PROBLEMS AND TASKS
- A) In the forum thread on machine learning and the physical sciences, what name is given to p(data | M)?
- B) Continue the forum thread on machine learning and the physical sciences, starting after its final sentence.

Initial results are promising .. 10 hours for 10,000 samples.

Do you have an opinion yourself? Enlighten us. What's new, apart from the cute name?

I bet you won't give a technical answer.

katastrofa
Posts: 7971
Joined: August 16th, 2007, 5:36 am
Location: Alpha Centauri

### Re: Machine Learning and the physical sciences

Small dogs bark the loudest. No wonder everyone ignores you. Why don't you say something righteous and hopeful for a change?
Old crazy dogs try to bite the air. With no teeth.

katastrofa
Posts: 7971
Joined: August 16th, 2007, 5:36 am
Location: Alpha Centauri

### Re: Machine Learning and the physical sciences

maestro,

http://www.physics.ox.ac.uk/phystat05/p ... stat05.pdf

Initial results are promising .. 10 hours for 10,000 samples.

Do you have an opinion yourself? Enlighten us. What's new, apart from the cute name?

I bet you won't give a technical answer.
In Bayesian inference you can estimate not only the parameters P of your hypothesised model M, but also perform the model comparison (selection). The full Beyes' rule us p(P | data, M) = p(data | P, M) * p(P | M) / p(data | M), where p(data | M) is called "model evidence". Yo usolve the inverse problem p(M_i | data) = p(data | M_i) / \sum_j p(data | M_j) to find the best model, namely the one with the highest p(M_i | data) (which translates to the highest evidence given data).
Bayesian *neural* networks implement the above procedure in addition to the standard parameter fitting.

xx

Cuchulainn
Posts: 59458
Joined: July 16th, 2004, 7:38 am
Location: Amsterdam
Contact:

### Re: Machine Learning and the physical sciences

You seem to be using the usual Bayes' theorem for learning. I recall

$p(P | data, M) = p(data | P, M) * p(P|M) / p(data | M)$

Bhat and Prosper have a slightly different rule (see their equation) wrt prior

$p(P | data, M) = p(data | P, M) * p(P) / p(data | M)$

Does this trick warrant coining yet another name? It feels like NN++ overloading?

COLLECTED MATERIAL

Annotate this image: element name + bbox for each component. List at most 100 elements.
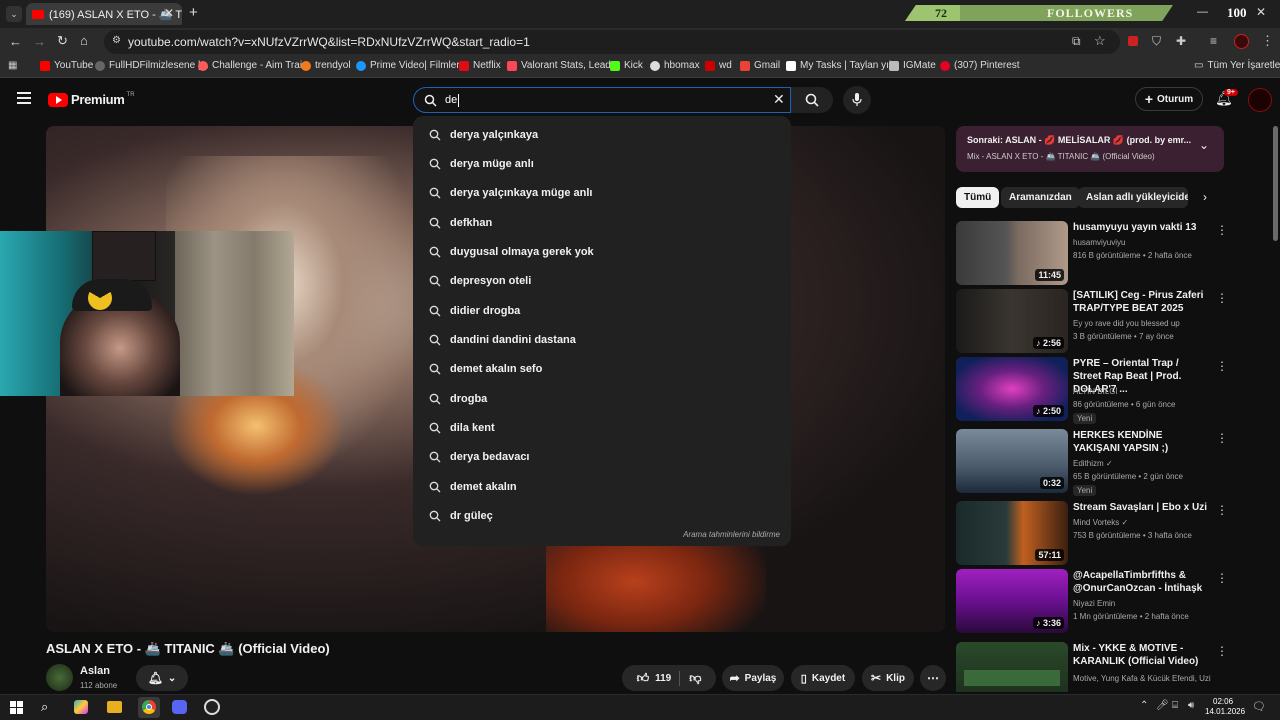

RESPONSE LIST
- A) Model evidence

- B)
Bayesian *neural* networks implement the above procedure in addition to the standard parameter fitting.
Who uses this and where? I would be interested in an explanation in addition to this general description.

Very few articles describe the 'how to' step-by-step process/algorithm from input to output.

katastrofa
Posts: 7971
Joined: August 16th, 2007, 5:36 am
Location: Alpha Centauri

### Re: Machine Learning and the physical sciences

If the prior in the same in all models, then you can use the formula from those guys' work, obvsly.
I can't answer the question about the ML nomenclature. It amazes me too.

The AI craze seems to use BNNs to calculate the uncertainty of the estimated weights. I use it for model selection/testing strategies/etc., as stated above. I used the ML methods twice in the last 2 years. I'm not sure if what I'm doing isn't called ML now, though.

I'll name the longest maturing cheese in my fridge in your honour - Sniffy Irish...